__Short task__.
In the records below, give the lines from the one with "116, 295, 140]" up to and including the one with "annotation: p₂ - p₁: [305, 61, 351, 81]" again, with "annotation" changed to "label" and nothing else altered. Return only those lines.

>> START Data entries

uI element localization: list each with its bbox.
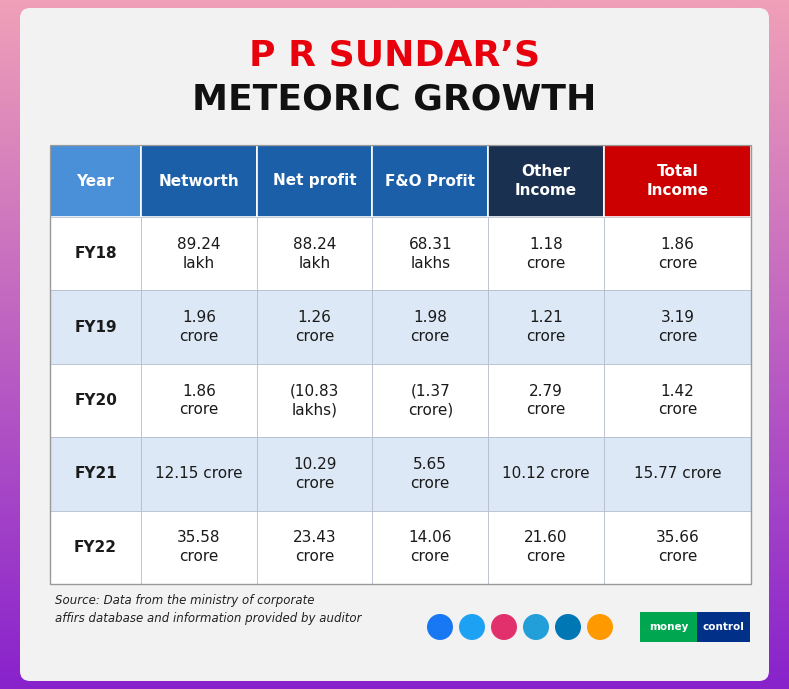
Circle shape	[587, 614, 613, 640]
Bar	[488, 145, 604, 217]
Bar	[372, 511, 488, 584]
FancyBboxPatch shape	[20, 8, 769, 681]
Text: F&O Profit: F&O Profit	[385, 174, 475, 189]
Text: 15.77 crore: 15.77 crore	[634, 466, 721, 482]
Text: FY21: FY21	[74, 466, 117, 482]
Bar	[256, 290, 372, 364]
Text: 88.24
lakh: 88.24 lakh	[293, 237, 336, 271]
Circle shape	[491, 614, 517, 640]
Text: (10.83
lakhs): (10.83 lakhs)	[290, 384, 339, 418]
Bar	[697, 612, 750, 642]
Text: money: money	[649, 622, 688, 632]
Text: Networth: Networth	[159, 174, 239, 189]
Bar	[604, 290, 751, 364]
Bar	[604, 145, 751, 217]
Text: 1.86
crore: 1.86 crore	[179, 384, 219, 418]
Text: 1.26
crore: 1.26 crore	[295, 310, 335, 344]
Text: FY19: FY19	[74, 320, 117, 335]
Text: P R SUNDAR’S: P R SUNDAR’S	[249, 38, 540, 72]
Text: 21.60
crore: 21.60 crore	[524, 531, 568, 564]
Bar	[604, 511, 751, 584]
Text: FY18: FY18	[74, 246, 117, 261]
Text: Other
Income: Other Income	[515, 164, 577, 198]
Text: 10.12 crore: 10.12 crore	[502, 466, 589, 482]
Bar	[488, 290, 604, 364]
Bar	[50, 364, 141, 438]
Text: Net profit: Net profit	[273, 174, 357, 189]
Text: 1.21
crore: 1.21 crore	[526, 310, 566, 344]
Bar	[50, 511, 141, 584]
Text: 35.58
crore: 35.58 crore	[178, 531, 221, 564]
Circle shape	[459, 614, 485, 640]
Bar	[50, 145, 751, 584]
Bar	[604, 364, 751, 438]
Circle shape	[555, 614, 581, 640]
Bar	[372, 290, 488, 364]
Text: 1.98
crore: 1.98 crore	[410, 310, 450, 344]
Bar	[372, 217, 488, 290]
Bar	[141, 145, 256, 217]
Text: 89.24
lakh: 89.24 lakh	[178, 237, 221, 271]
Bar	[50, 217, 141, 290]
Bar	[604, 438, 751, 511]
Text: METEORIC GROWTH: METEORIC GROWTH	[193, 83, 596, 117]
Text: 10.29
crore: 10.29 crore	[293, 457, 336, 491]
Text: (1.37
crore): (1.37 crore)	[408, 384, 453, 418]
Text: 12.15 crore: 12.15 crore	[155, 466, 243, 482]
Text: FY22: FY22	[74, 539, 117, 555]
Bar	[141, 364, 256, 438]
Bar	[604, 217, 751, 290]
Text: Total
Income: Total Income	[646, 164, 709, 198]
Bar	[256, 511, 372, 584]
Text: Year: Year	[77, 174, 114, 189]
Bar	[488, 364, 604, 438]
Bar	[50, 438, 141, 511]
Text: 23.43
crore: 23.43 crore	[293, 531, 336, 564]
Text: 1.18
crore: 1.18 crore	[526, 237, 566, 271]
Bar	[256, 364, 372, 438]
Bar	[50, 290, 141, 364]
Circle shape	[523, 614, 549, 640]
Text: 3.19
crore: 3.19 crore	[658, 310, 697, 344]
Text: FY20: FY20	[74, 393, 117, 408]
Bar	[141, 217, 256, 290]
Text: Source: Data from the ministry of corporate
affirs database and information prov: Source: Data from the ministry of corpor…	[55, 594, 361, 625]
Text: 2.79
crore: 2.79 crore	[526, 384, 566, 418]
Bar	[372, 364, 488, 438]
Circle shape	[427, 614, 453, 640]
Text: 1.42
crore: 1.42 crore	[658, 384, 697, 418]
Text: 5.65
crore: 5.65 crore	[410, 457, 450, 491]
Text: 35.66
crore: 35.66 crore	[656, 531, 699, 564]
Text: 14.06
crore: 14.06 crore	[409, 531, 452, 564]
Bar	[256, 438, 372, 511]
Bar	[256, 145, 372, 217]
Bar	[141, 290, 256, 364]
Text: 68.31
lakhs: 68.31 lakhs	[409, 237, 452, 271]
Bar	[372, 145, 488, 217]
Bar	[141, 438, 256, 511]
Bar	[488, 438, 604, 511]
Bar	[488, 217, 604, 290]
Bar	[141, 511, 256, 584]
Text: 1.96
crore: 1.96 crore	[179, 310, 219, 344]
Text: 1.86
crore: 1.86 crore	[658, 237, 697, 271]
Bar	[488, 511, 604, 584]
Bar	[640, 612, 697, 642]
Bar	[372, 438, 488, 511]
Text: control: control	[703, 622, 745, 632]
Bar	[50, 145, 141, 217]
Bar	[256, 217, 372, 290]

>> END Data entries
>> START Data entries

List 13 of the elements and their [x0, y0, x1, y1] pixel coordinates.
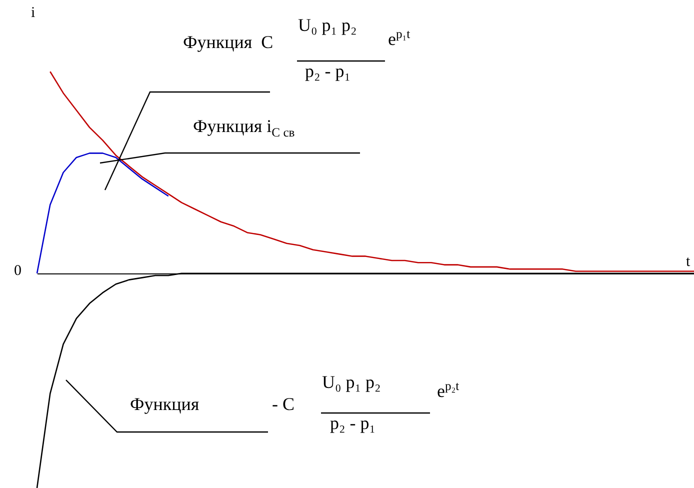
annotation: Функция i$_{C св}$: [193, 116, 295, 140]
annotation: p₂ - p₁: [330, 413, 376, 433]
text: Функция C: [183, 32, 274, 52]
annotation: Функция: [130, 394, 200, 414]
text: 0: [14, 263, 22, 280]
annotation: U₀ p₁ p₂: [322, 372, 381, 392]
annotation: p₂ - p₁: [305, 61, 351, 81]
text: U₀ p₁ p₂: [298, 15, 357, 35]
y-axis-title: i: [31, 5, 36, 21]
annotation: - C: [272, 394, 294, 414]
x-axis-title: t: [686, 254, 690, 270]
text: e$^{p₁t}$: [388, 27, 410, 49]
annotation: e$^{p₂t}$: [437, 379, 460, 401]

>> END Data entries

__Output for this task__.
label: Функция i$_{C св}$: [193, 116, 295, 140]
label: p₂ - p₁: [330, 413, 376, 433]
text: Функция C: [183, 32, 274, 52]
label: Функция: [130, 394, 200, 414]
text: 0: [14, 263, 22, 280]
label: U₀ p₁ p₂: [322, 372, 381, 392]
label: p₂ - p₁: [305, 61, 351, 81]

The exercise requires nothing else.